• What is being asked:
Write out all the lines again, precisely as they stand, but without the images.

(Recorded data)
-- start --

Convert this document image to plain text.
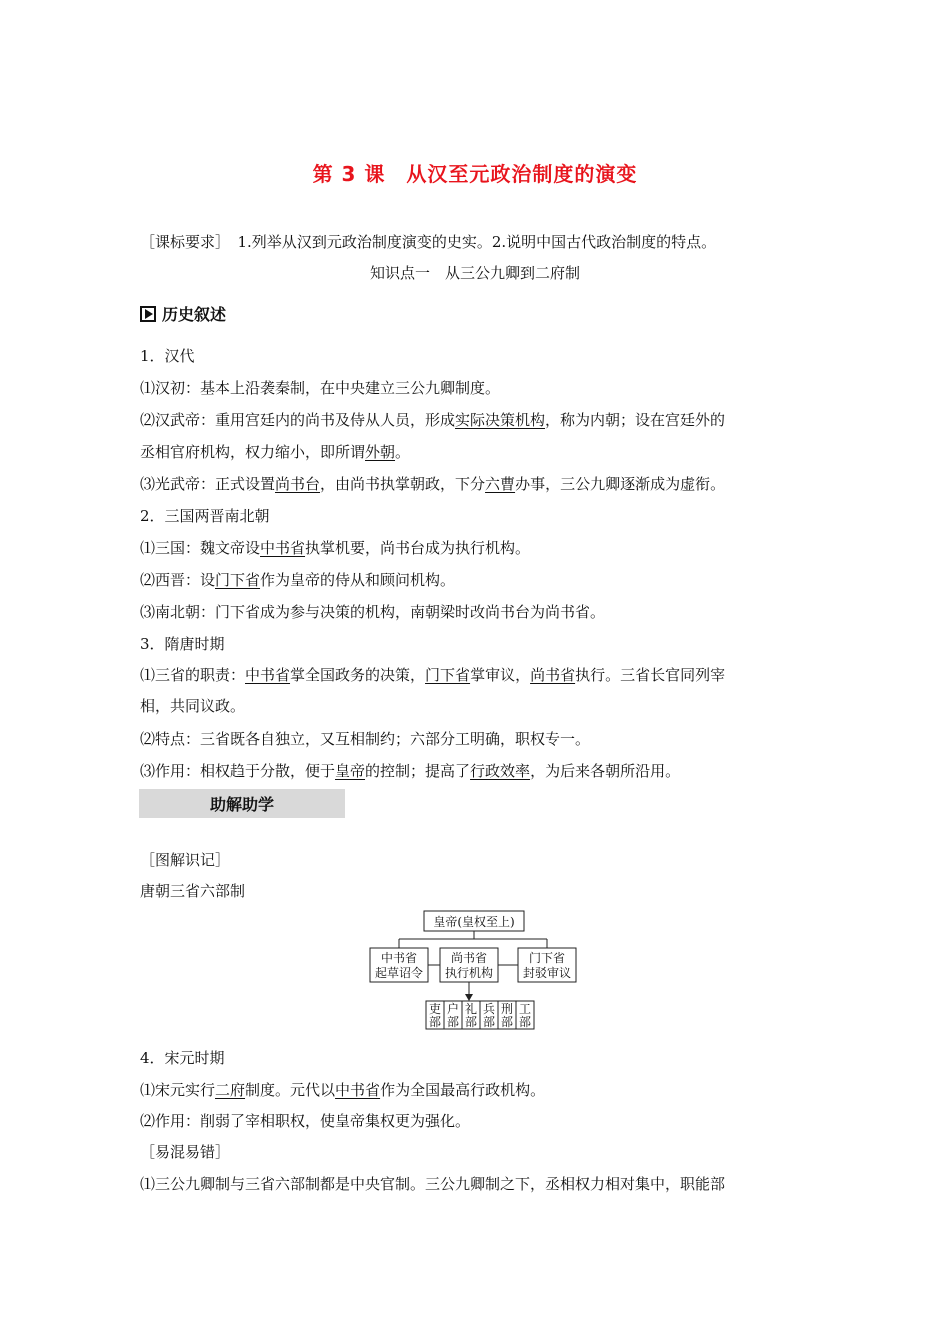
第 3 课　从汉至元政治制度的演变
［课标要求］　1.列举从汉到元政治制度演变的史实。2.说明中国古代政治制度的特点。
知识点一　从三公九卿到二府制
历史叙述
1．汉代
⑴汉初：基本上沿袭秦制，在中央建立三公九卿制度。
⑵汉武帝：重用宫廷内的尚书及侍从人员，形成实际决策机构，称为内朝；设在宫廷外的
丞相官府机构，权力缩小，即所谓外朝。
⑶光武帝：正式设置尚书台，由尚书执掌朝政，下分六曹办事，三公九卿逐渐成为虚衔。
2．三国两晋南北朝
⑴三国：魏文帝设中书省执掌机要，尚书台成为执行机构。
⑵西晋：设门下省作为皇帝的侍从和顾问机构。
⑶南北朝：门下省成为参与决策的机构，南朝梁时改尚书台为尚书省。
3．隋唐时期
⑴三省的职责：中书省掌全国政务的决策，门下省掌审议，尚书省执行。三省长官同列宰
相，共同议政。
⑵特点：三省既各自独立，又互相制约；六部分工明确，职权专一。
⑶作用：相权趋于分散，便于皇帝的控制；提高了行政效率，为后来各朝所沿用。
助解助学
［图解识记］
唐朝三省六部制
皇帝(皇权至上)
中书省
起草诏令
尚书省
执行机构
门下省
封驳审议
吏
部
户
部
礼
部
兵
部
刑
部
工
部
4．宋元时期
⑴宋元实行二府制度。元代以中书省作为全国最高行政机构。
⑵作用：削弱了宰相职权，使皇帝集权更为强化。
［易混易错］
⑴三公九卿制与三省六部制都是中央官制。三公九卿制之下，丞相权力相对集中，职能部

-- end --

• Written response:
Convert this document image to plain text.
第 3 课　从汉至元政治制度的演变
［课标要求］　1.列举从汉到元政治制度演变的史实。2.说明中国古代政治制度的特点。
知识点一　从三公九卿到二府制
历史叙述
1．汉代
⑴汉初：基本上沿袭秦制，在中央建立三公九卿制度。
⑵汉武帝：重用宫廷内的尚书及侍从人员，形成实际决策机构，称为内朝；设在宫廷外的
丞相官府机构，权力缩小，即所谓外朝。
⑶光武帝：正式设置尚书台，由尚书执掌朝政，下分六曹办事，三公九卿逐渐成为虚衔。
2．三国两晋南北朝
⑴三国：魏文帝设中书省执掌机要，尚书台成为执行机构。
⑵西晋：设门下省作为皇帝的侍从和顾问机构。
⑶南北朝：门下省成为参与决策的机构，南朝梁时改尚书台为尚书省。
3．隋唐时期
⑴三省的职责：中书省掌全国政务的决策，门下省掌审议，尚书省执行。三省长官同列宰
相，共同议政。
⑵特点：三省既各自独立，又互相制约；六部分工明确，职权专一。
⑶作用：相权趋于分散，便于皇帝的控制；提高了行政效率，为后来各朝所沿用。
助解助学
［图解识记］
唐朝三省六部制
皇帝(皇权至上)
中书省
起草诏令
尚书省
执行机构
门下省
封驳审议
吏
部
户
部
礼
部
兵
部
刑
部
工
部
4．宋元时期
⑴宋元实行二府制度。元代以中书省作为全国最高行政机构。
⑵作用：削弱了宰相职权，使皇帝集权更为强化。
［易混易错］
⑴三公九卿制与三省六部制都是中央官制。三公九卿制之下，丞相权力相对集中，职能部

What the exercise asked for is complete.